▸ **EXERCISE MATERIALS**
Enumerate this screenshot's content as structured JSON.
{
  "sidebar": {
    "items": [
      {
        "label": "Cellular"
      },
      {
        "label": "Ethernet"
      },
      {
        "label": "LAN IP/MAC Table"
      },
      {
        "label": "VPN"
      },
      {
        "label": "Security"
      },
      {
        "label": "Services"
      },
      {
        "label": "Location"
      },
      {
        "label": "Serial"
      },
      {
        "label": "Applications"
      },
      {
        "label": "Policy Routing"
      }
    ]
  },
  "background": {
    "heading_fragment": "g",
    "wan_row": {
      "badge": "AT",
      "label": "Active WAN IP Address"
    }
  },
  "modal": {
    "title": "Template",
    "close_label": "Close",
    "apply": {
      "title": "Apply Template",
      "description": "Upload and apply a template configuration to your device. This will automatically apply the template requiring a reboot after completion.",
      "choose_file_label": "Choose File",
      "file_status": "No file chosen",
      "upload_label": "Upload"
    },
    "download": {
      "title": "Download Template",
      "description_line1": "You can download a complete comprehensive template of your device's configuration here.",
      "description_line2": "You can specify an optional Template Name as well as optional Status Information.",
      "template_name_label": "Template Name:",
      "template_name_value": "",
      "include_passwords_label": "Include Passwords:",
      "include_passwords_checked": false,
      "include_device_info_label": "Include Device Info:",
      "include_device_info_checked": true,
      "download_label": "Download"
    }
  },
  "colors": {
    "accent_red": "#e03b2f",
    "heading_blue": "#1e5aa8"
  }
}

▸ **WHAT TO WORK ON**
The records above should be duplicated in full, exactly as given.

▸ **WORKED ANSWER**
Enumerate this screenshot's content as structured JSON.
{
  "sidebar": {
    "items": [
      {
        "label": "Cellular"
      },
      {
        "label": "Ethernet"
      },
      {
        "label": "LAN IP/MAC Table"
      },
      {
        "label": "VPN"
      },
      {
        "label": "Security"
      },
      {
        "label": "Services"
      },
      {
        "label": "Location"
      },
      {
        "label": "Serial"
      },
      {
        "label": "Applications"
      },
      {
        "label": "Policy Routing"
      }
    ]
  },
  "background": {
    "heading_fragment": "g",
    "wan_row": {
      "badge": "AT",
      "label": "Active WAN IP Address"
    }
  },
  "modal": {
    "title": "Template",
    "close_label": "Close",
    "apply": {
      "title": "Apply Template",
      "description": "Upload and apply a template configuration to your device. This will automatically apply the template requiring a reboot after completion.",
      "choose_file_label": "Choose File",
      "file_status": "No file chosen",
      "upload_label": "Upload"
    },
    "download": {
      "title": "Download Template",
      "description_line1": "You can download a complete comprehensive template of your device's configuration here.",
      "description_line2": "You can specify an optional Template Name as well as optional Status Information.",
      "template_name_label": "Template Name:",
      "template_name_value": "",
      "include_passwords_label": "Include Passwords:",
      "include_passwords_checked": false,
      "include_device_info_label": "Include Device Info:",
      "include_device_info_checked": true,
      "download_label": "Download"
    }
  },
  "colors": {
    "accent_red": "#e03b2f",
    "heading_blue": "#1e5aa8"
  }
}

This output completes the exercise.